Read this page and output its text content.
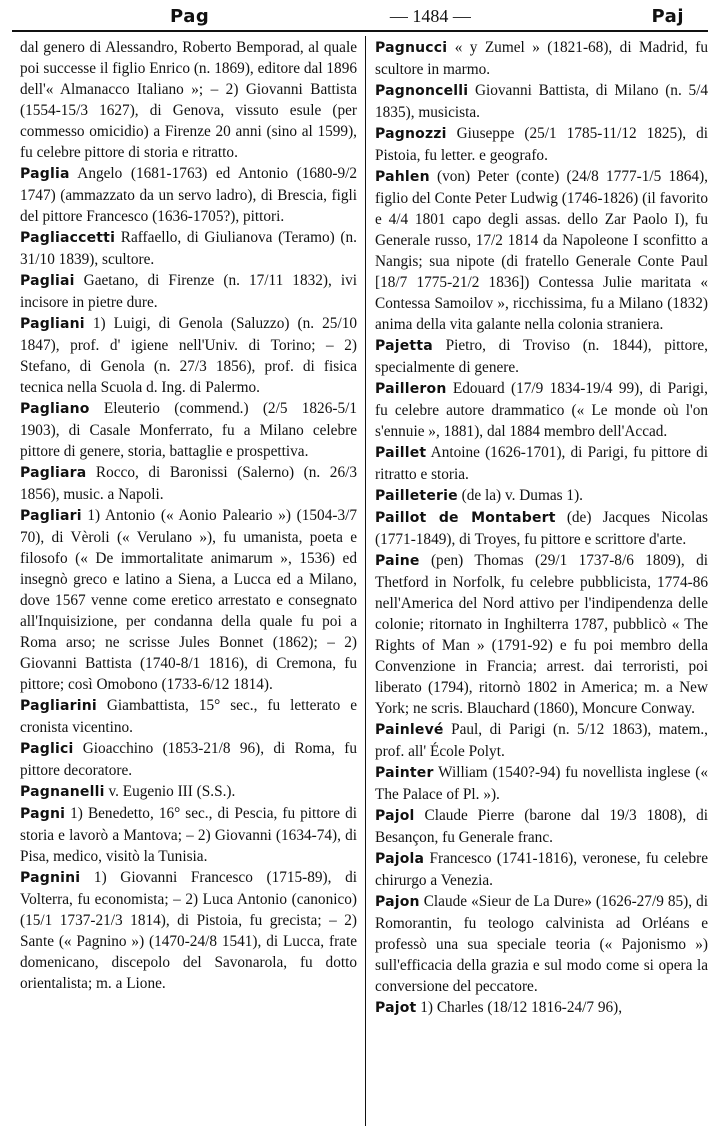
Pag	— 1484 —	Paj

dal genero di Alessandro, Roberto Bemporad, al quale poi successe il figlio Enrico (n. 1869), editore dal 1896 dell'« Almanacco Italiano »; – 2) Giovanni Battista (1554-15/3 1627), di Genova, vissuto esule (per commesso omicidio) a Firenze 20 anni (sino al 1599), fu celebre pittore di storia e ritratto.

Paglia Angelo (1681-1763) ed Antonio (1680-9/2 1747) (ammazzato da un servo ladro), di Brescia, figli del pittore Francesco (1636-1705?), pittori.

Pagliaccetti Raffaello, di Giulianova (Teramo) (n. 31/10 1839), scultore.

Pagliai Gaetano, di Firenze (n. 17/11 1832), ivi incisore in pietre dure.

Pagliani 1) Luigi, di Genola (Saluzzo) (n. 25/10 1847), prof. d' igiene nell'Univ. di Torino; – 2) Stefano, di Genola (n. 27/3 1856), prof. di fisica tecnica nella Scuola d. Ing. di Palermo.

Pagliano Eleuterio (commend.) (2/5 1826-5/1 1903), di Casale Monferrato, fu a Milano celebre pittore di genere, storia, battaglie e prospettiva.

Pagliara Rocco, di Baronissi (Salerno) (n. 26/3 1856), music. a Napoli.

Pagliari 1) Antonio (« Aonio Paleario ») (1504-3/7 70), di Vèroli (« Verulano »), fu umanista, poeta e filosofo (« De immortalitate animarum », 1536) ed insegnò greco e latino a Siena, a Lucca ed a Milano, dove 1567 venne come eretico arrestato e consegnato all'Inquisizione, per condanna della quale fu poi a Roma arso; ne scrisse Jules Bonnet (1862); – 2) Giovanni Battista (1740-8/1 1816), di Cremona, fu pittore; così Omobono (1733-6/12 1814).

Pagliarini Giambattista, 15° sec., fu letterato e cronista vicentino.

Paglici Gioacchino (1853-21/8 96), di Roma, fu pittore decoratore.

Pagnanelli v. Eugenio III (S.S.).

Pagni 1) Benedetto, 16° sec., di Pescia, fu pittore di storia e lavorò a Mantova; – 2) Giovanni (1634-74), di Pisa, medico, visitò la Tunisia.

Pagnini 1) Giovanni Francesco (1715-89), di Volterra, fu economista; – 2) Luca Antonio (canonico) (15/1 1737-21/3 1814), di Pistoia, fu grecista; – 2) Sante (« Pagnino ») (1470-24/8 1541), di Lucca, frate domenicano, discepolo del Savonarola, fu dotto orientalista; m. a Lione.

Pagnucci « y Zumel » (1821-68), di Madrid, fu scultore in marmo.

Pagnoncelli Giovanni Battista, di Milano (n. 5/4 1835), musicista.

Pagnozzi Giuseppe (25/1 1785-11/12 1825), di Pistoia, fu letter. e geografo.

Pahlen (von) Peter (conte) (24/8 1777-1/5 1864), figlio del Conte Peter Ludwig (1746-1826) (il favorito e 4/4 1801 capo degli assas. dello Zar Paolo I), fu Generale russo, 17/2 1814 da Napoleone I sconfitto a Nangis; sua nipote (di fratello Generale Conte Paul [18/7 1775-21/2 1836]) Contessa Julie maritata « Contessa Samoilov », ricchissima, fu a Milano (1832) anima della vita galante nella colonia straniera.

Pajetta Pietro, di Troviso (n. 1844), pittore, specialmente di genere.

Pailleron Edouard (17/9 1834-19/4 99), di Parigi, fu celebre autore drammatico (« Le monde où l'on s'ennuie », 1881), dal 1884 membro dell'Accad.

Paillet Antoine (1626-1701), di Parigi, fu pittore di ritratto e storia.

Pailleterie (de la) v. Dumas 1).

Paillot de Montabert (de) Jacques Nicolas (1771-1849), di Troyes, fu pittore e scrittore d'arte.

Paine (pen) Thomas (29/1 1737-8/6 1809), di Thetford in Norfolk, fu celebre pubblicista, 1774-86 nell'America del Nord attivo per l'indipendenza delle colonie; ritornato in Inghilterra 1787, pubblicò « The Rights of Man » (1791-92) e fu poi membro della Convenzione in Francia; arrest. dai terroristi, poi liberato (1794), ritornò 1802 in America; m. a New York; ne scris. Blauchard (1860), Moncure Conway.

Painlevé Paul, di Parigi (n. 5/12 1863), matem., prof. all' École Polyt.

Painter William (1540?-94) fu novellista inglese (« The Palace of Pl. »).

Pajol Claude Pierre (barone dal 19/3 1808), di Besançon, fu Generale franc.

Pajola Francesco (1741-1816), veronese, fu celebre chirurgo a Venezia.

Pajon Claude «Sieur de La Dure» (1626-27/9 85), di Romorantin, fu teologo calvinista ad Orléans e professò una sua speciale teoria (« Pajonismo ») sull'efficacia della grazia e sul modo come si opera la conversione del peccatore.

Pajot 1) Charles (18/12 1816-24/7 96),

##########

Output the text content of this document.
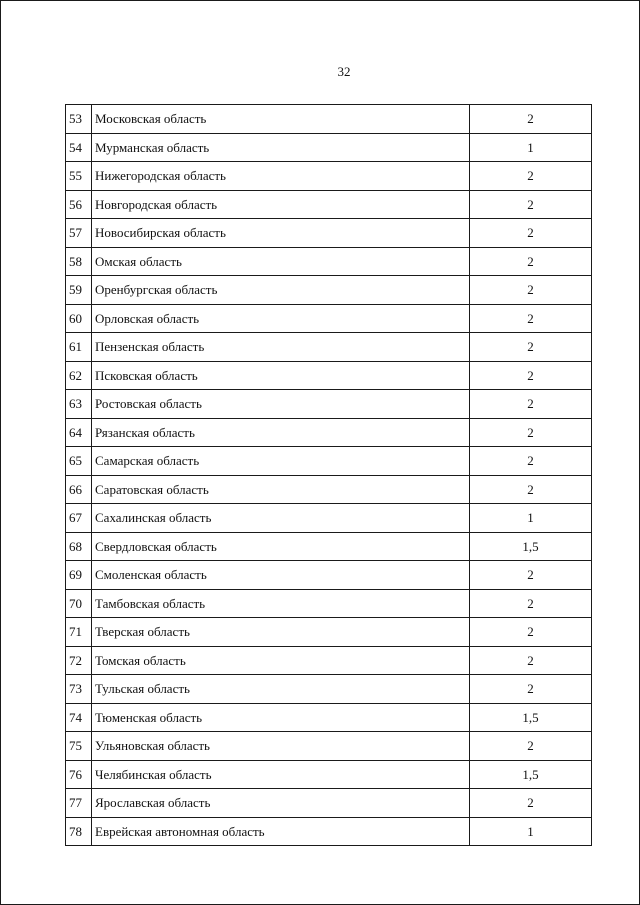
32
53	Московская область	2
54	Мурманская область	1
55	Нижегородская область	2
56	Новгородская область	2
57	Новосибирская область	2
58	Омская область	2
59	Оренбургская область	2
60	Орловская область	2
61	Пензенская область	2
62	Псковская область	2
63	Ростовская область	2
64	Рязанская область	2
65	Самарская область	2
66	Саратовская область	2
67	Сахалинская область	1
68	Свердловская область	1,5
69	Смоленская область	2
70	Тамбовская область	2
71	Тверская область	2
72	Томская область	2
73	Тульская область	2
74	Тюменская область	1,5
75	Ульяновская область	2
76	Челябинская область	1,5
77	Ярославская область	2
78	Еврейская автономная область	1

##########

__SET PROBLEM__
Collect the complete line wherever the string "this" appears in the records.

__OUTPUT BELOW__
Read this page and output its text content.
Output the text content of this document.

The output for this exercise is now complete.